▶ **AIM**
Wherever the string "原来梯形的下底是" appears in a line, extract that line.

▶ **GIVEN DATA**
****************

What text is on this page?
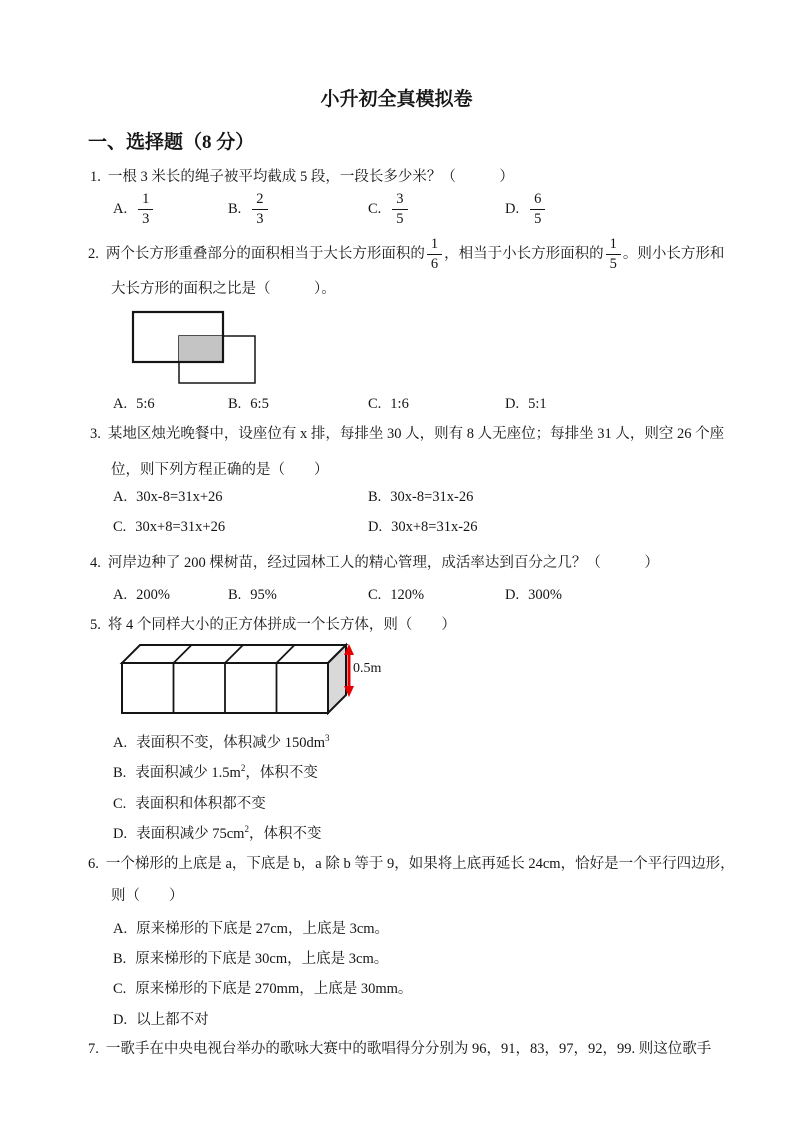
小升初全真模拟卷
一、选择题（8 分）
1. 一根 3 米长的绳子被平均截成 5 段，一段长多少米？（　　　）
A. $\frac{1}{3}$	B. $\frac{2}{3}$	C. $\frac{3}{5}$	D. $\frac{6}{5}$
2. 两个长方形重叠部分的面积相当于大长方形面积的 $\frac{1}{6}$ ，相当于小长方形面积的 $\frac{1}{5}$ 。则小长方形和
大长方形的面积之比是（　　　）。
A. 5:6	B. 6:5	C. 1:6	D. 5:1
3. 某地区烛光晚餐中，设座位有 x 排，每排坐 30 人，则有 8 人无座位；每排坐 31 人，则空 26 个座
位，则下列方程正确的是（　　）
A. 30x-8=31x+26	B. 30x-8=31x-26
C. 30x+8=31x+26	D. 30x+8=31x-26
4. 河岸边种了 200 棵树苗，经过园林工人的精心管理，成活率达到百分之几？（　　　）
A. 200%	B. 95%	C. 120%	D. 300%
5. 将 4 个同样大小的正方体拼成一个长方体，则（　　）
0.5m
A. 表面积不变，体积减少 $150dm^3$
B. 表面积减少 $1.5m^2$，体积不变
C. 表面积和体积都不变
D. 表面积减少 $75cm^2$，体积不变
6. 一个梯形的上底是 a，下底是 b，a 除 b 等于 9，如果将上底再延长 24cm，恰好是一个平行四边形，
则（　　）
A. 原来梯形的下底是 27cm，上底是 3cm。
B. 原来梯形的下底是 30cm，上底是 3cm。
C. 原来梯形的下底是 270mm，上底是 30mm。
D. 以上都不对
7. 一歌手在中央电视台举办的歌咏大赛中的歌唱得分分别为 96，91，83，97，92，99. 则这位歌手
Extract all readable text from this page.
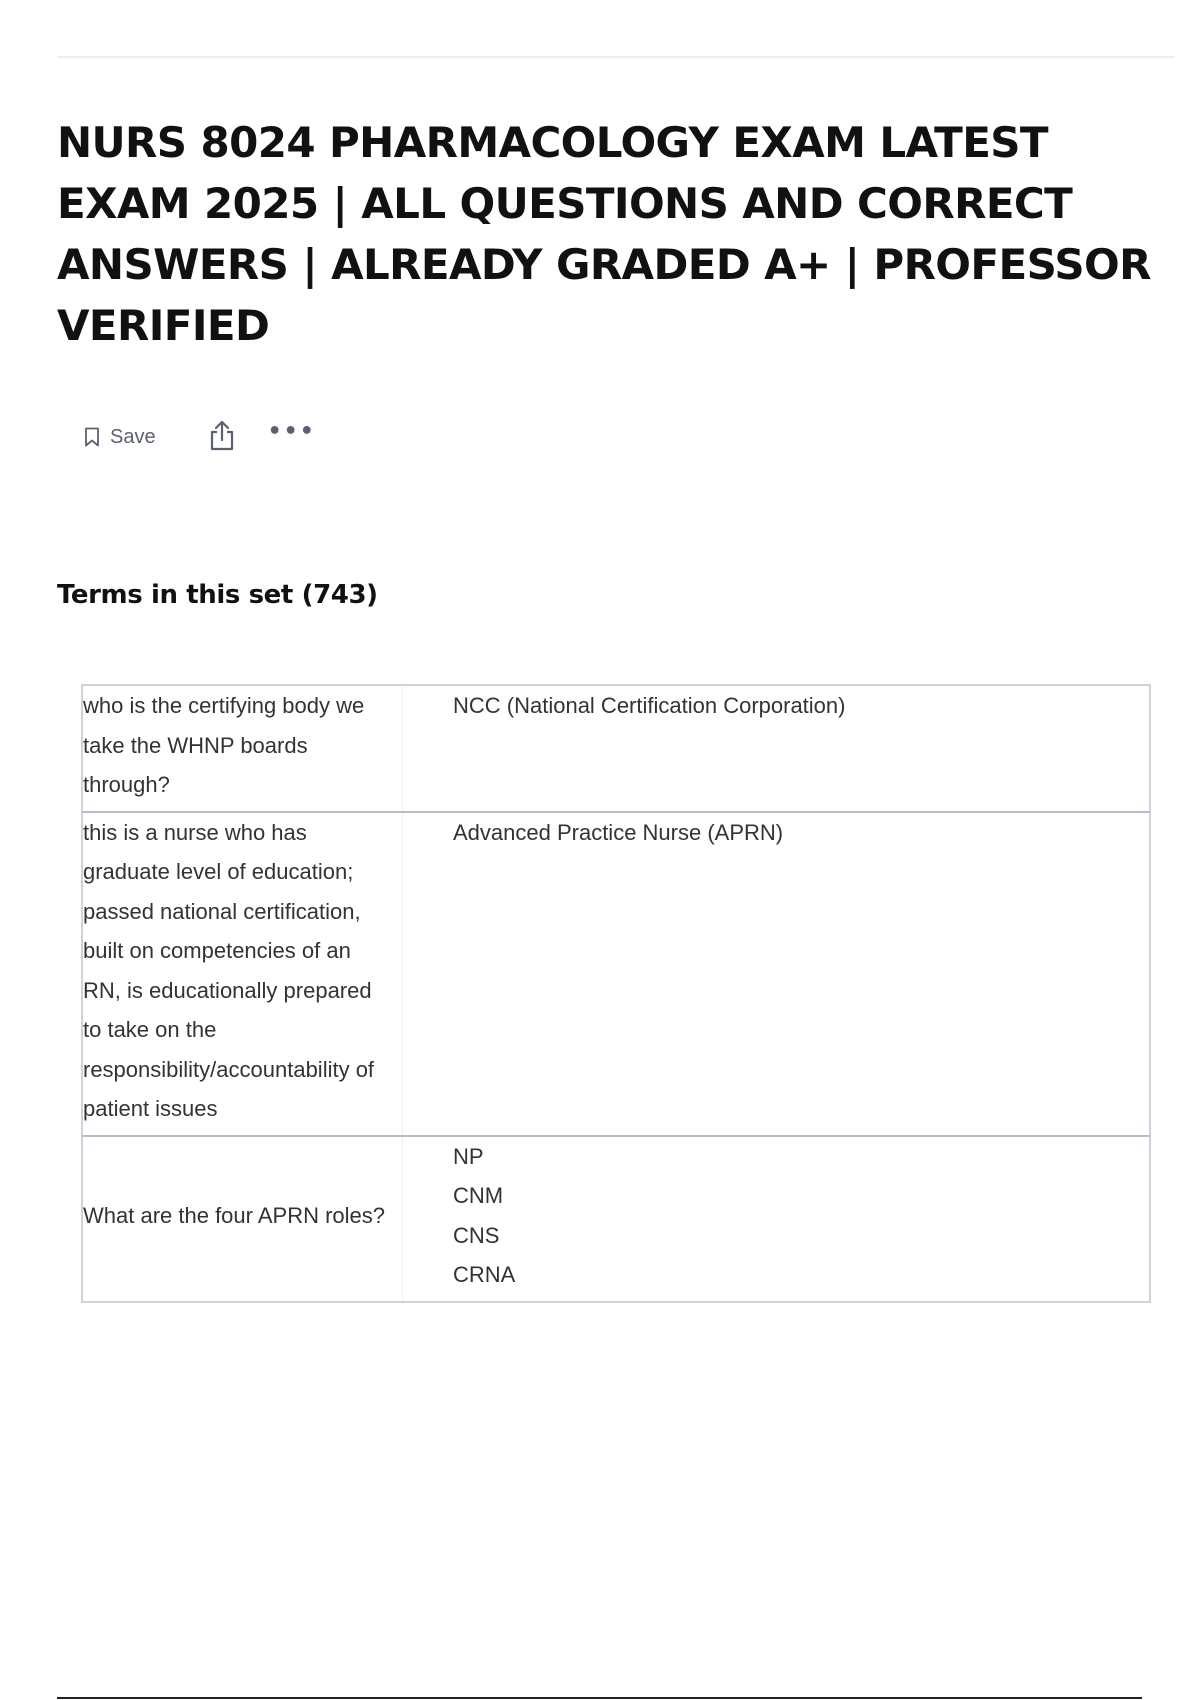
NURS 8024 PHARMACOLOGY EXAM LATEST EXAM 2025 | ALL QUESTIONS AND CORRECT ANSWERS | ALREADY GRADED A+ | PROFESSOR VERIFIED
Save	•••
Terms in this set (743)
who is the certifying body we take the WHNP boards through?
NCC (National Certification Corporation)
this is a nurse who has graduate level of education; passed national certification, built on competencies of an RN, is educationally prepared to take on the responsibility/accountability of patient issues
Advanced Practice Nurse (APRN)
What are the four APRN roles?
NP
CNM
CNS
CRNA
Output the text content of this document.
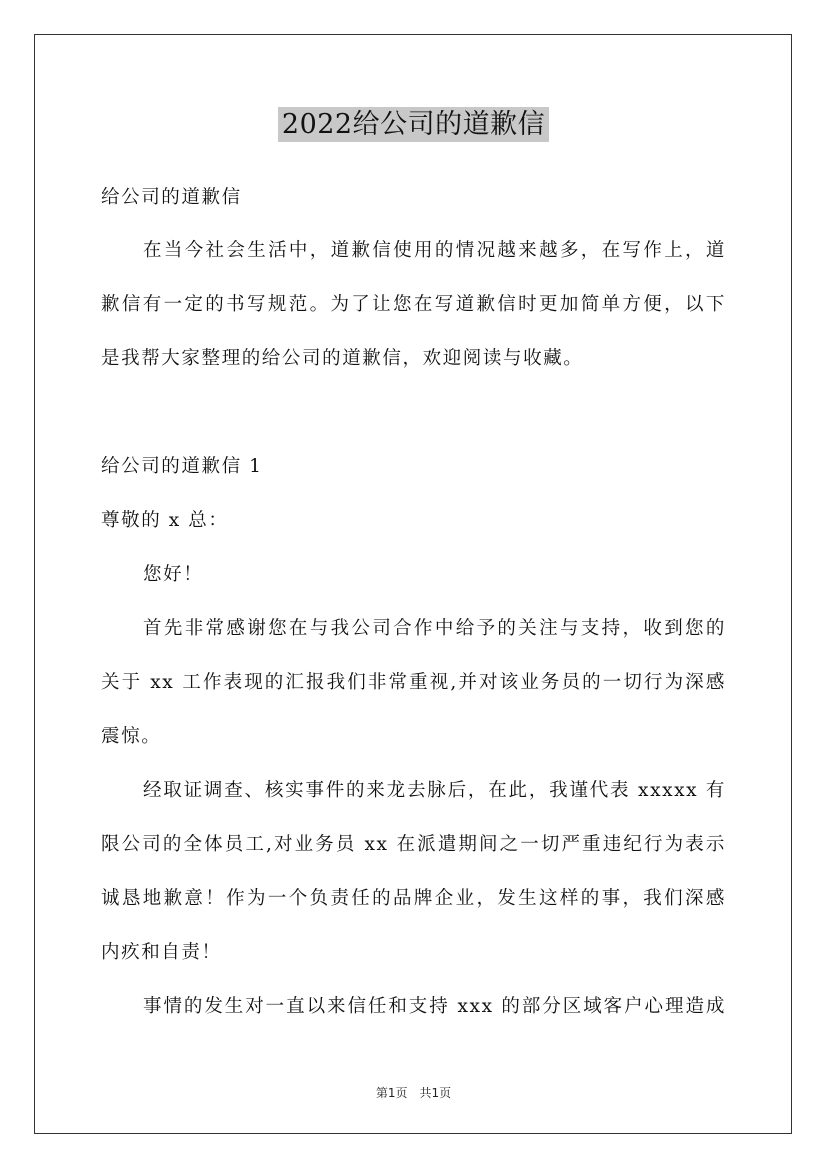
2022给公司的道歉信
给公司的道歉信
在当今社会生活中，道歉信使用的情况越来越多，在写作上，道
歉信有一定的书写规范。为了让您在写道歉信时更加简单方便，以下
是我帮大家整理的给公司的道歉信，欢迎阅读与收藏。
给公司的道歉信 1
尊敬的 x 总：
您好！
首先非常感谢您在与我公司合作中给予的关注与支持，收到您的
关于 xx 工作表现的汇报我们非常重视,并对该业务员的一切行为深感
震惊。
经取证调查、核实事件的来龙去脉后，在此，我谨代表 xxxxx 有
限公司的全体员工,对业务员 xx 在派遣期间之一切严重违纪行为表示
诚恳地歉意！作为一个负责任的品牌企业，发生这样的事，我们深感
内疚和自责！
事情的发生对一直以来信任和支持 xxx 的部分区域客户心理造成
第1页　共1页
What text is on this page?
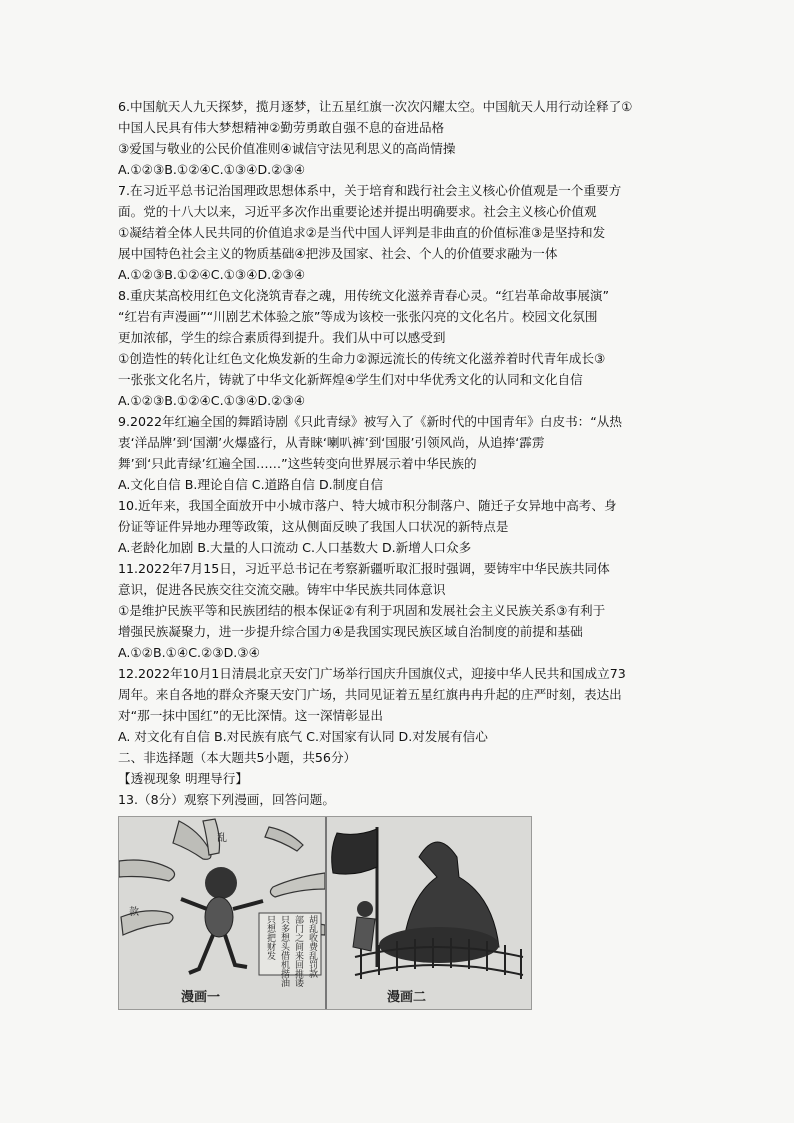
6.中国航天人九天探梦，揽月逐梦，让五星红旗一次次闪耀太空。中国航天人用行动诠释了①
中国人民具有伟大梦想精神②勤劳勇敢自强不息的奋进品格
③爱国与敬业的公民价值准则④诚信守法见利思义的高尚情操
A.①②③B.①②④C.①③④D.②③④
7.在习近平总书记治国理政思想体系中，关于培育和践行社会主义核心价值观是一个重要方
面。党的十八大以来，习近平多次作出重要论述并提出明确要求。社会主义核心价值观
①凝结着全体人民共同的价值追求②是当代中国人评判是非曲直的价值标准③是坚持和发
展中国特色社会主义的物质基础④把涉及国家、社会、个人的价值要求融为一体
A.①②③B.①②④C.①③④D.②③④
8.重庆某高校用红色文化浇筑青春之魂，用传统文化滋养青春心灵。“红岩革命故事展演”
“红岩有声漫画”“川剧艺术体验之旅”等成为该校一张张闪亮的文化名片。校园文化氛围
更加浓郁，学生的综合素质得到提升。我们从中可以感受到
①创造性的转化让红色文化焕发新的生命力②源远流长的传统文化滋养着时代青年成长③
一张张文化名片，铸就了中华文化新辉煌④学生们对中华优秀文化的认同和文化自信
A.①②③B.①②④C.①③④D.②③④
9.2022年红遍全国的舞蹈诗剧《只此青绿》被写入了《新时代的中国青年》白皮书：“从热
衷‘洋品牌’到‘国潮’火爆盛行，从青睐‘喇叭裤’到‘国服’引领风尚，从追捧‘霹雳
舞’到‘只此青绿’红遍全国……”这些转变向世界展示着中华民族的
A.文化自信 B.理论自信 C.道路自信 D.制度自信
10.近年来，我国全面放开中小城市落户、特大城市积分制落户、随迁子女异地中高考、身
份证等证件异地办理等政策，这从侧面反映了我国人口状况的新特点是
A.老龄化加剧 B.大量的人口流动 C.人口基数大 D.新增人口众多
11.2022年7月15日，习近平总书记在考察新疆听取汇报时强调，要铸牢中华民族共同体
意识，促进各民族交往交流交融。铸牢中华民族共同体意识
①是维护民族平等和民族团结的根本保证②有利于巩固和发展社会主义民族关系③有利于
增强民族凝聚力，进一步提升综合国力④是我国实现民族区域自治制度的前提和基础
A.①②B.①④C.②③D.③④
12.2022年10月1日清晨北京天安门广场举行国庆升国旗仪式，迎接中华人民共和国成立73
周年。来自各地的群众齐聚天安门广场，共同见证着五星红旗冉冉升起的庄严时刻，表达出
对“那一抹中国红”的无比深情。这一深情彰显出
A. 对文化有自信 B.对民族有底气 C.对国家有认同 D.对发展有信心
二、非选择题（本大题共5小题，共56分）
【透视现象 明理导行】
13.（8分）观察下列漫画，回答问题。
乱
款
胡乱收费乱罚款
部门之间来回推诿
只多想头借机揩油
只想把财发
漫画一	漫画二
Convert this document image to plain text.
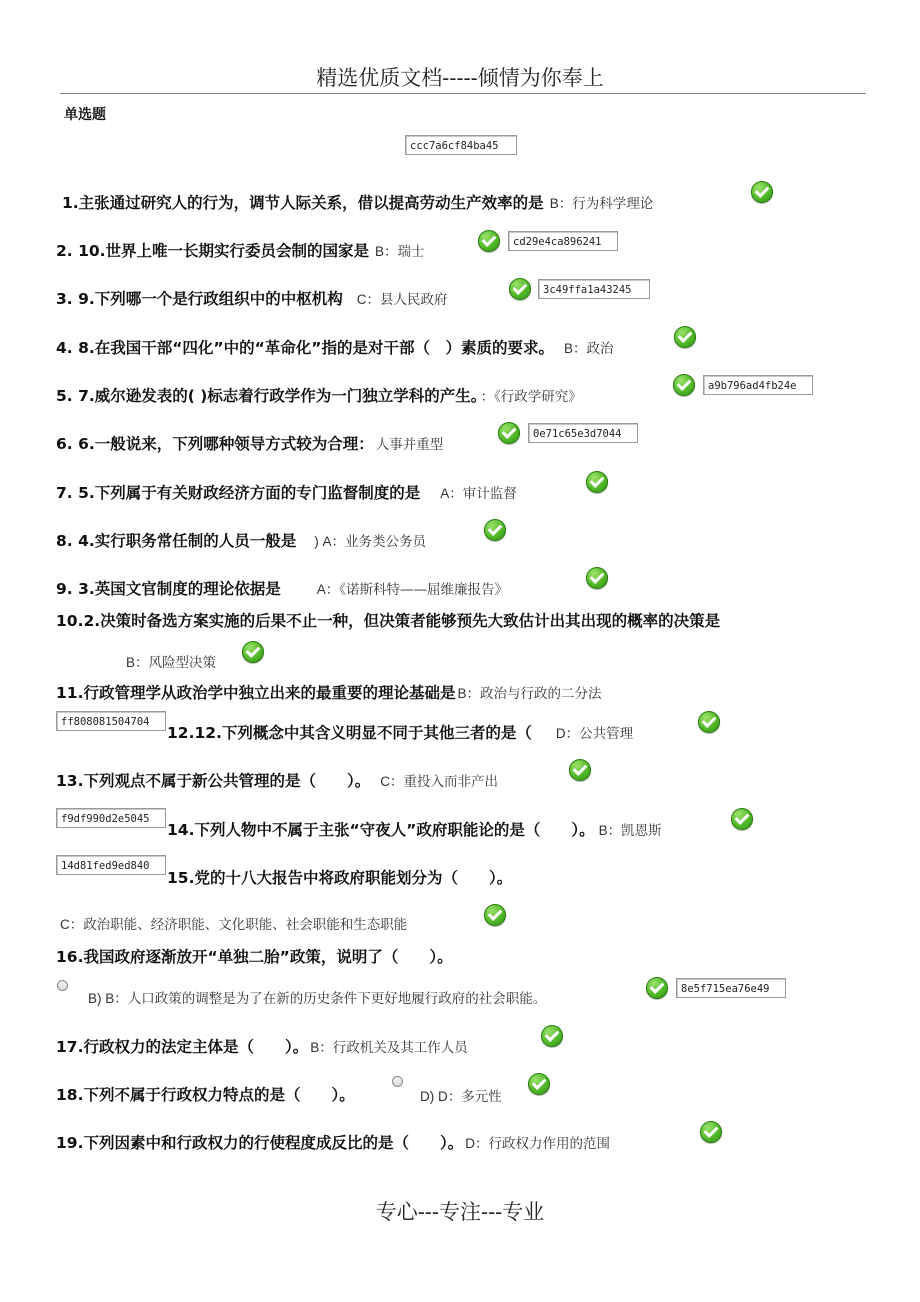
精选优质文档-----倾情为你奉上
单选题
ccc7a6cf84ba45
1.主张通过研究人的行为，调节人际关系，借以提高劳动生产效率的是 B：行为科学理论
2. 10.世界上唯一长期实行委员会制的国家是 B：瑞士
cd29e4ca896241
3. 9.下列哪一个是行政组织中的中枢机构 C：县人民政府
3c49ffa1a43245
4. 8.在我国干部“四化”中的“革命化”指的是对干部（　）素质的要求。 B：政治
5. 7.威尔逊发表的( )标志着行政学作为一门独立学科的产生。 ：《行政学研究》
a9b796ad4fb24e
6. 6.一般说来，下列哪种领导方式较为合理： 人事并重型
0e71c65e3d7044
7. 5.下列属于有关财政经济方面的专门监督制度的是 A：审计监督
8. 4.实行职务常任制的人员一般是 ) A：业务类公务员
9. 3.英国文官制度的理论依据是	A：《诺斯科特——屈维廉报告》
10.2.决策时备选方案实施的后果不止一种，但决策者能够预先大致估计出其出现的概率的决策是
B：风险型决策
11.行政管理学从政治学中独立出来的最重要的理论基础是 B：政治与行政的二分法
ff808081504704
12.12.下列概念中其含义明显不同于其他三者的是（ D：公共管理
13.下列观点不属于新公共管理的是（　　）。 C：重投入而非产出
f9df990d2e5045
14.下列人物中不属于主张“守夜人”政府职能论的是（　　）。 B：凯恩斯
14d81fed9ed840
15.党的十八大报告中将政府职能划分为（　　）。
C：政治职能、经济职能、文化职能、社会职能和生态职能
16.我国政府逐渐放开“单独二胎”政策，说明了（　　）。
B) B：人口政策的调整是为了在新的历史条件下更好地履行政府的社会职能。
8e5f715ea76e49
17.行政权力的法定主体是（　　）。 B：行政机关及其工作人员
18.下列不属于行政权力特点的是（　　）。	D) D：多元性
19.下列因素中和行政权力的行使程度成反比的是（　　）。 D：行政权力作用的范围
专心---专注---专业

****************

▶ **WRITTEN SOLUTION**
A. 原来梯形的下底是 27cm，上底是 3cm。
B. 原来梯形的下底是 30cm，上底是 3cm。
C. 原来梯形的下底是 270mm，上底是 30mm。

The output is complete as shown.